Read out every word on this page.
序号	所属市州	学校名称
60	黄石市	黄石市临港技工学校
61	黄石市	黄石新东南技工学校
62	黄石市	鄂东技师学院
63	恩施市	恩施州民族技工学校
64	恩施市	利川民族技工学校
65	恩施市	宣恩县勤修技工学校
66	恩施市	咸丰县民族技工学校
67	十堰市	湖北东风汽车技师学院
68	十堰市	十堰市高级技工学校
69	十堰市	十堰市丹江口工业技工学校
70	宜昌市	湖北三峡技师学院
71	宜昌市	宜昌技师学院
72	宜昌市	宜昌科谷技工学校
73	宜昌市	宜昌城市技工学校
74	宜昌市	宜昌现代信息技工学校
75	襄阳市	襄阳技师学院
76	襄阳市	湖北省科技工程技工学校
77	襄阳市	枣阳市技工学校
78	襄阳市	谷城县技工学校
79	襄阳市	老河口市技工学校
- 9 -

------------------------------------

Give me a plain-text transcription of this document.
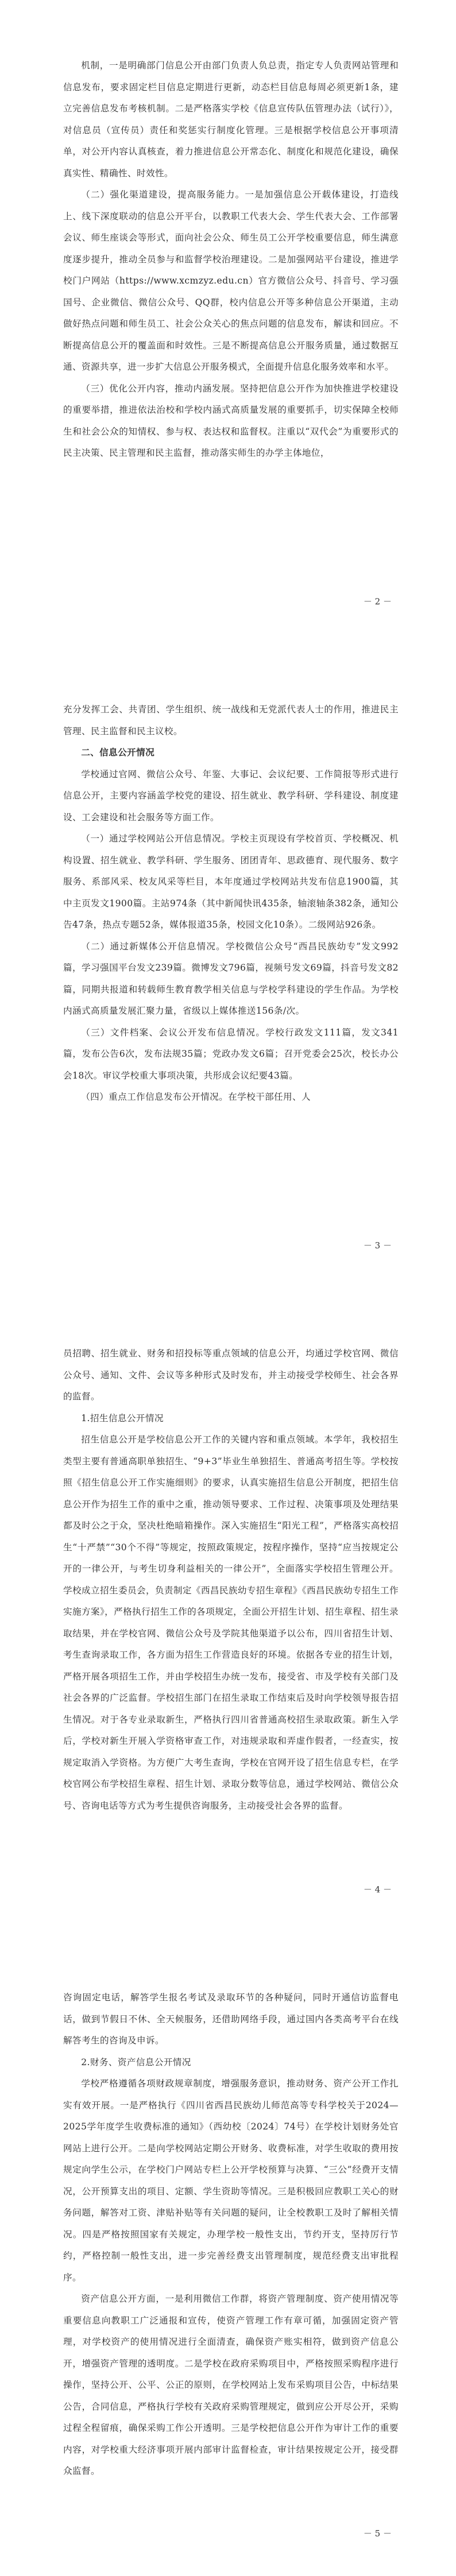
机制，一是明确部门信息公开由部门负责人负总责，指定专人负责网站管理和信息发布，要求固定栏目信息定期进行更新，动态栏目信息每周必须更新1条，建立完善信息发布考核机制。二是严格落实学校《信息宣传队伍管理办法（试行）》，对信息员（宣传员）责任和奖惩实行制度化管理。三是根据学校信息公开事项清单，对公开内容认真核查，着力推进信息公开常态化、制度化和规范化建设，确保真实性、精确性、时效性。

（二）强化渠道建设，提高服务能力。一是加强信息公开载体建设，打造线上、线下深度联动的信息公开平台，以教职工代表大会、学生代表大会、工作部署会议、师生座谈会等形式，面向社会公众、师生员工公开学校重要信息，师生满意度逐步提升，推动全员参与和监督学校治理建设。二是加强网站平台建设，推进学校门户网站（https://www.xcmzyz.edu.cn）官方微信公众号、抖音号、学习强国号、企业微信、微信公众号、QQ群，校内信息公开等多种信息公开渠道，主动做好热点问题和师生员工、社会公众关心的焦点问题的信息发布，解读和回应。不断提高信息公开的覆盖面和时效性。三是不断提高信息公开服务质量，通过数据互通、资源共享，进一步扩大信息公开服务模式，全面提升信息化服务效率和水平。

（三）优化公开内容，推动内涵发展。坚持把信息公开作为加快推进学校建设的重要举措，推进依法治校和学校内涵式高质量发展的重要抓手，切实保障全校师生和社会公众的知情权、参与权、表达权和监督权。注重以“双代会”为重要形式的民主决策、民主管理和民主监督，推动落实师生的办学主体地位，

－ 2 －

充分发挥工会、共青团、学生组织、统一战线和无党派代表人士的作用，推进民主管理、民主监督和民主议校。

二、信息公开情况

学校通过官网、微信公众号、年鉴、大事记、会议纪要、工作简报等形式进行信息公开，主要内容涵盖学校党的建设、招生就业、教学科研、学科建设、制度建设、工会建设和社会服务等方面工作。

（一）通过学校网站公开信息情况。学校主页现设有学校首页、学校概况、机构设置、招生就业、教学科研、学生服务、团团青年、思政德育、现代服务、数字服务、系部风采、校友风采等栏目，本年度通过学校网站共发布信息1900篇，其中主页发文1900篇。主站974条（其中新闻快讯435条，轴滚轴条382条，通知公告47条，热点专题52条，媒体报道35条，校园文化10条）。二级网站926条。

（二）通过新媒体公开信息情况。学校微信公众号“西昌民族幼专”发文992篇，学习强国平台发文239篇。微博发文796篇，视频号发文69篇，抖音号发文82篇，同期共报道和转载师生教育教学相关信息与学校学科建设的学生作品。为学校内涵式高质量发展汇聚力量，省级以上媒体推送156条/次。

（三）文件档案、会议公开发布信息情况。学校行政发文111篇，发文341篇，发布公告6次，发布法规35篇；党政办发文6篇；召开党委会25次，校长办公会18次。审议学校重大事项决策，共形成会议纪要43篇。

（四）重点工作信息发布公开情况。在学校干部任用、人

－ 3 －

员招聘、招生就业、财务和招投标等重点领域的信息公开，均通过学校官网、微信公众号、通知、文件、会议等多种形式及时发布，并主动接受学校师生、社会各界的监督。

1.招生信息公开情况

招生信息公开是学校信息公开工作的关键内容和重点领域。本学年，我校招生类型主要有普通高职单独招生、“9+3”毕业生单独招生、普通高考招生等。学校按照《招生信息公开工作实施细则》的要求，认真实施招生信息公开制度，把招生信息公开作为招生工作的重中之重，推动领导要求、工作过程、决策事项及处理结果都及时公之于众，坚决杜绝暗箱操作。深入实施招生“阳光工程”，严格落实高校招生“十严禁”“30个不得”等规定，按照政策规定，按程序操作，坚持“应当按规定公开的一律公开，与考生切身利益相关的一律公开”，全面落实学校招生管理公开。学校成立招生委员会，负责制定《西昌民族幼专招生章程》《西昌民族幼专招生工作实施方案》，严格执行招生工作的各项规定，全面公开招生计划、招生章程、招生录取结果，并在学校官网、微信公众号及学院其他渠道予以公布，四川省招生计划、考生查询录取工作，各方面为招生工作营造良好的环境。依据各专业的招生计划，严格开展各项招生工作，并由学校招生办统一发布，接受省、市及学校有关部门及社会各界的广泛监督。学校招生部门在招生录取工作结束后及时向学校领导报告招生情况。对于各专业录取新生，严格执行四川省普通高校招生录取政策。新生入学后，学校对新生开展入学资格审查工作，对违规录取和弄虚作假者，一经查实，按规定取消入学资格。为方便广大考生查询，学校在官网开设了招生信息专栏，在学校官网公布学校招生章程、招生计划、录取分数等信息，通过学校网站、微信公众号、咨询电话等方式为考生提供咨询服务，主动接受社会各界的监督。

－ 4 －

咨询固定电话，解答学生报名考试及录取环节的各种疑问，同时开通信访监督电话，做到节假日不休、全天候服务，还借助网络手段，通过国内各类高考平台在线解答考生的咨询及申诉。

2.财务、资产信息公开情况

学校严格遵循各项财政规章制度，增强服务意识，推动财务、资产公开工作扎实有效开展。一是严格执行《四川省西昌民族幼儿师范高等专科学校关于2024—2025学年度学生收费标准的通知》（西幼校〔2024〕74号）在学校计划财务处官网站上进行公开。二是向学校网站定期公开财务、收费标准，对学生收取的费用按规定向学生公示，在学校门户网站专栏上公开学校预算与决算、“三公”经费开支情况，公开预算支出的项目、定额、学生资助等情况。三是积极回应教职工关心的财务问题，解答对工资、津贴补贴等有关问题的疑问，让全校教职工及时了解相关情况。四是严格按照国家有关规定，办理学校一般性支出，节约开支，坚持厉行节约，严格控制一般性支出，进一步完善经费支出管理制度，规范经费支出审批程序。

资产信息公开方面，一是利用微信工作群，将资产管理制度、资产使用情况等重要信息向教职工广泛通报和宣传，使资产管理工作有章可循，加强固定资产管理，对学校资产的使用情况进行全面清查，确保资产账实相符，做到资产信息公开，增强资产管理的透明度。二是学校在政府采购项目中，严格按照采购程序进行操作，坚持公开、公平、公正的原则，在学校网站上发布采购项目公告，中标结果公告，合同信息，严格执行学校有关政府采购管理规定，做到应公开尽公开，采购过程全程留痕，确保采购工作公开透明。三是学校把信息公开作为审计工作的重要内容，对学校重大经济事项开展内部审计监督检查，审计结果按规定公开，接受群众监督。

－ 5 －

------------------------------------

### Written problem
State the number of lines in the records that include "教学科研", and write nothing else.

### Answer to this exercise
2